▶ **Challenge**
Would you retype all of these records exactly?

▶ **Records for the exercise**

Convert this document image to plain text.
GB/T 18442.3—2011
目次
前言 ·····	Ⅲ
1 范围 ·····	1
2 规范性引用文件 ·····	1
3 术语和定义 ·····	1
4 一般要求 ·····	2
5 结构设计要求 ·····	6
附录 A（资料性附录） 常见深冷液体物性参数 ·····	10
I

▶ **Result of this task**
Convert this document image to plain text.
GB/T 18442.3—2011
目次
前言 ·····	Ⅲ
1 范围 ·····	1
2 规范性引用文件 ·····	1
3 术语和定义 ·····	1
4 一般要求 ·····	2
5 结构设计要求 ·····	6
附录 A（资料性附录） 常见深冷液体物性参数 ·····	10
I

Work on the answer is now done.